## Assigned task
Return each line of the entries that holds the string "pride".

Top of Supplied records

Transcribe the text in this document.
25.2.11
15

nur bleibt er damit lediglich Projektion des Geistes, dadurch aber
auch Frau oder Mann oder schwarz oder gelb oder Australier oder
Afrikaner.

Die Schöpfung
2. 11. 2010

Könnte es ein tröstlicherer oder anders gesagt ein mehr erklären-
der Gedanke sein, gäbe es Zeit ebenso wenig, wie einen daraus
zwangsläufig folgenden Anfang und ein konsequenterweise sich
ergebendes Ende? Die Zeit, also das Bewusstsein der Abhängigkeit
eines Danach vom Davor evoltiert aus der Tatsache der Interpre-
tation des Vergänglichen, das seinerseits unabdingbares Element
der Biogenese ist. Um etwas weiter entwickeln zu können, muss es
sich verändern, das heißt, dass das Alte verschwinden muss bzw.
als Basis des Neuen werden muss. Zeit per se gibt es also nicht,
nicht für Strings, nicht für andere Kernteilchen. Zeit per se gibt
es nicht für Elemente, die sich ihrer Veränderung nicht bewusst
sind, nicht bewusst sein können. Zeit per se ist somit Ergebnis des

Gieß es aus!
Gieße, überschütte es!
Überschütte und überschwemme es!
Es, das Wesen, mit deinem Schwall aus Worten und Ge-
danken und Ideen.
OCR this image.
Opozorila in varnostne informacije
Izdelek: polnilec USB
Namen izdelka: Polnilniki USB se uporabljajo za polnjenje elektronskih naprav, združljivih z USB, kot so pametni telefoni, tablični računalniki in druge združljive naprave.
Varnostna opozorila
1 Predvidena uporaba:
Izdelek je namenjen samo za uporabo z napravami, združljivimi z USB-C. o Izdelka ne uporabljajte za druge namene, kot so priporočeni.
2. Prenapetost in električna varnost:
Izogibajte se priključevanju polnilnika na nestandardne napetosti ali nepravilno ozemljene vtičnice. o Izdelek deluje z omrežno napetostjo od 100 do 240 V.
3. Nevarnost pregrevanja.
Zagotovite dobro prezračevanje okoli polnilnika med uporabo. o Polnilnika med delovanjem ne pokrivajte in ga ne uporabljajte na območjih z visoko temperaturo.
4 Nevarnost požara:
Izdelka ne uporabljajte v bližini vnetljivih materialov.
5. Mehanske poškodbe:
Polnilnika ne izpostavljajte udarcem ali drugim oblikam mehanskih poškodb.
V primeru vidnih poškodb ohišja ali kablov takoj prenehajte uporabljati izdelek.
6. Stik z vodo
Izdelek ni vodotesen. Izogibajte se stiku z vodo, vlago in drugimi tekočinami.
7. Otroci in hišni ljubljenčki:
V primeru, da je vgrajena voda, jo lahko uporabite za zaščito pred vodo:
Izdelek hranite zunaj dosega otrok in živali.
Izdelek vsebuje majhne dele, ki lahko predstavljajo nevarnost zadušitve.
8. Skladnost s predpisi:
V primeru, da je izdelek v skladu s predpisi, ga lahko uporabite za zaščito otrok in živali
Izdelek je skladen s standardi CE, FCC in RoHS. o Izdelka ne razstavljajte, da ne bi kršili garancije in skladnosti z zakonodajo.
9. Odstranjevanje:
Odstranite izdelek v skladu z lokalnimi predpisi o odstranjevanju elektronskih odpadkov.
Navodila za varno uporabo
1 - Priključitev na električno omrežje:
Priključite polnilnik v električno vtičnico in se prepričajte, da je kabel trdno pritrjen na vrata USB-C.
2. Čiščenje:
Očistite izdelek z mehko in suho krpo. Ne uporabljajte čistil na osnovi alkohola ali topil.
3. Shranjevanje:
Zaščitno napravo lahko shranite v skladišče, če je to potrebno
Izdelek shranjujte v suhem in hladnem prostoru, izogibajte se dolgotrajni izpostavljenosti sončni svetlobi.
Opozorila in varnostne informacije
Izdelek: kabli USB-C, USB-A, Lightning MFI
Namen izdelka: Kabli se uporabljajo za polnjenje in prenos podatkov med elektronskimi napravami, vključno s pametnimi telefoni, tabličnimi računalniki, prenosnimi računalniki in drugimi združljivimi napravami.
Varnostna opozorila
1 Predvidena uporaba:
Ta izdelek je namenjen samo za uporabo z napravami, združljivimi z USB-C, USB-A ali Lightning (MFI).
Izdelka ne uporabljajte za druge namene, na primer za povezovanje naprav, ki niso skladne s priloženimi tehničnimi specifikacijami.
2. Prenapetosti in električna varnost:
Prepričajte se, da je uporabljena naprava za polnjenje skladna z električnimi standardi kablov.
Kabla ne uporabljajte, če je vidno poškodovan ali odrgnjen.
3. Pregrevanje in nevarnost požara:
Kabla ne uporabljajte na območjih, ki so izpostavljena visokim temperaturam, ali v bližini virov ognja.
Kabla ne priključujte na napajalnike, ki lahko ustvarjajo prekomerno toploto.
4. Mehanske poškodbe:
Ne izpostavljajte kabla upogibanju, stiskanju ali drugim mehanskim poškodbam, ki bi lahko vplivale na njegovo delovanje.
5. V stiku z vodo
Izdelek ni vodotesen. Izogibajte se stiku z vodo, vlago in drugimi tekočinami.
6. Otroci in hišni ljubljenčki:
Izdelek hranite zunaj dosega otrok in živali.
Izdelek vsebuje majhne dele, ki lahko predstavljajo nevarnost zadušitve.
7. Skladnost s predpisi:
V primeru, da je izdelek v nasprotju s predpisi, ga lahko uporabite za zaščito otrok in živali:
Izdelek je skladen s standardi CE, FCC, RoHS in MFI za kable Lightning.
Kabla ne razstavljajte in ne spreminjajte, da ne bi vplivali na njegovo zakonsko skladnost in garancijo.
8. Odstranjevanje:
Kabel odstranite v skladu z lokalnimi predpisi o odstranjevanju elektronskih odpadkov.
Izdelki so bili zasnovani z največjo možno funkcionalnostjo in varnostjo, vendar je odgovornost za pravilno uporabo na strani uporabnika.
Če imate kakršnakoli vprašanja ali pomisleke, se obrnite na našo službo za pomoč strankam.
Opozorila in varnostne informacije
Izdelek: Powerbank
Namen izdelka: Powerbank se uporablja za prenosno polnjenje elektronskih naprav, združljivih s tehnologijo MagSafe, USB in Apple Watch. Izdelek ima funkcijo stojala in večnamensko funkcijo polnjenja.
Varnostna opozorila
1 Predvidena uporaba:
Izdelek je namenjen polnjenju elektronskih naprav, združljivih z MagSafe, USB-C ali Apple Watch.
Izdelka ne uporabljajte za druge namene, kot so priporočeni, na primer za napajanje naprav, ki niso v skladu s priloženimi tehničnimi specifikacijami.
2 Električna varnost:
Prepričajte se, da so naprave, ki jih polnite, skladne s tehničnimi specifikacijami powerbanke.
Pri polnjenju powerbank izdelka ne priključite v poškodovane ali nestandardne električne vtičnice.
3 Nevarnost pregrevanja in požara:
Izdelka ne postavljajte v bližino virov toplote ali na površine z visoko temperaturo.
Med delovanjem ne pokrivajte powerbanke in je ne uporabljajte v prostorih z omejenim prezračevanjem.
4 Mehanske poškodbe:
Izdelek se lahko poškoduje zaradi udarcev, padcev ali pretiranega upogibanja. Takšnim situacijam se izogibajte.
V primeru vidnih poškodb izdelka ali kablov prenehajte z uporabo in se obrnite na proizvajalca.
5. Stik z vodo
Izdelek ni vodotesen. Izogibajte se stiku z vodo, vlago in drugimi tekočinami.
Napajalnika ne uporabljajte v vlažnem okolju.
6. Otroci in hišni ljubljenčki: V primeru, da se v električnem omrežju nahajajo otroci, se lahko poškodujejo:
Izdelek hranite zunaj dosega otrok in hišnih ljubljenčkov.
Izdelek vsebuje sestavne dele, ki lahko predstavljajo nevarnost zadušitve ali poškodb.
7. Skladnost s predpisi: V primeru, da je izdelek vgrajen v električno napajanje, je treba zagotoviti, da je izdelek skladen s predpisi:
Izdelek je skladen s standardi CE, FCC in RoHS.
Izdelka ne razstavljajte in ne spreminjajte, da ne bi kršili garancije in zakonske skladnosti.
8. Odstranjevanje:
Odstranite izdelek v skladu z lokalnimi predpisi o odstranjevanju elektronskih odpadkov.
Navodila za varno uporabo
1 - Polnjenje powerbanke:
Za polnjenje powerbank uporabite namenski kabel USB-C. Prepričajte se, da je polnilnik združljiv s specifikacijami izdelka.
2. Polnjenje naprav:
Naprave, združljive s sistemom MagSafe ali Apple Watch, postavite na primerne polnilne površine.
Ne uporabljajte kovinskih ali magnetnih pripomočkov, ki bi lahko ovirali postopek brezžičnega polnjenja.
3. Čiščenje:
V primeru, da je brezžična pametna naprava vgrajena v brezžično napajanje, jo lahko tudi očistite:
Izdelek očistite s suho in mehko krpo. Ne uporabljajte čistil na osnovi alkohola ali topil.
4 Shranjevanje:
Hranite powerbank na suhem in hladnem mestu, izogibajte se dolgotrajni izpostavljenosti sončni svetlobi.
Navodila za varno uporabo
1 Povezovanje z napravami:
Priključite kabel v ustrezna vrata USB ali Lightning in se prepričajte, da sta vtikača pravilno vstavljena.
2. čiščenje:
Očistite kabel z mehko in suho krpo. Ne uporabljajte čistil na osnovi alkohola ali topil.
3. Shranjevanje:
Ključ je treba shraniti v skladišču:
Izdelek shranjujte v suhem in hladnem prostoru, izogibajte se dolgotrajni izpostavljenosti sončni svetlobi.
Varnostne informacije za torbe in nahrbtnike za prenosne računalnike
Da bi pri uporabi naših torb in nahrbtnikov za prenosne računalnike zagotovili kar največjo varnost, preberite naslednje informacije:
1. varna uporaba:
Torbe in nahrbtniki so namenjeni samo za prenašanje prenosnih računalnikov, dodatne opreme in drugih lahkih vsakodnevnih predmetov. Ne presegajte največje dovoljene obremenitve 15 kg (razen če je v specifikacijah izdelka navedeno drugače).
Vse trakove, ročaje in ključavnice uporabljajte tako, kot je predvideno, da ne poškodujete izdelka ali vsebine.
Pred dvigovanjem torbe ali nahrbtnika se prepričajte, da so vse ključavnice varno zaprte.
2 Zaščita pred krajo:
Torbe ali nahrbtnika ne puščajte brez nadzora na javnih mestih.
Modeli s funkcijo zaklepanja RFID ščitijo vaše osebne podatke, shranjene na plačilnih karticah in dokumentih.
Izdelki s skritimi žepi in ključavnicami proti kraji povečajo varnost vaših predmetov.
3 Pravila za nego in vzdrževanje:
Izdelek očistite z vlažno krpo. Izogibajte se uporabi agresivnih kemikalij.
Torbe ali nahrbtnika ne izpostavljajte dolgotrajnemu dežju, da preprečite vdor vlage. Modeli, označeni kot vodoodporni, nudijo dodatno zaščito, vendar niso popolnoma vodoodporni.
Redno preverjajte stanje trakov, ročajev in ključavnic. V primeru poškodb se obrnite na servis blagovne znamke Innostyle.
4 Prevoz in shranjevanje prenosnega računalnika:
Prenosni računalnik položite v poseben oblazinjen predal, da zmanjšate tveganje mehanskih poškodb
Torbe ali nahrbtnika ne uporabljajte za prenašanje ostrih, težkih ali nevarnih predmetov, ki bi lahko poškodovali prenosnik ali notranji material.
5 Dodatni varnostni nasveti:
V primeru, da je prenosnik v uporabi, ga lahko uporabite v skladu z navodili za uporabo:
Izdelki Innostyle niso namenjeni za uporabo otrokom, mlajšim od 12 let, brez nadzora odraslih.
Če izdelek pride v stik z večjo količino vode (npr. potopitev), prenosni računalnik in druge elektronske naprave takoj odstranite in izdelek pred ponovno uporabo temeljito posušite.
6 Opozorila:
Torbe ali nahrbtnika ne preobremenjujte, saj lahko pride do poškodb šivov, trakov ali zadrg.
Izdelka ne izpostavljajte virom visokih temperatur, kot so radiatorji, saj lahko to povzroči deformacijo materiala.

Bottom of Supplied records

## Result below
Če izdelek pride v stik z večjo količino vode (npr. potopitev), prenosni računalnik in druge elektronske naprave takoj odstranite in izdelek pred ponovno uporabo temeljito posušite.
Torbe ali nahrbtnika ne preobremenjujte, saj lahko pride do poškodb šivov, trakov ali zadrg.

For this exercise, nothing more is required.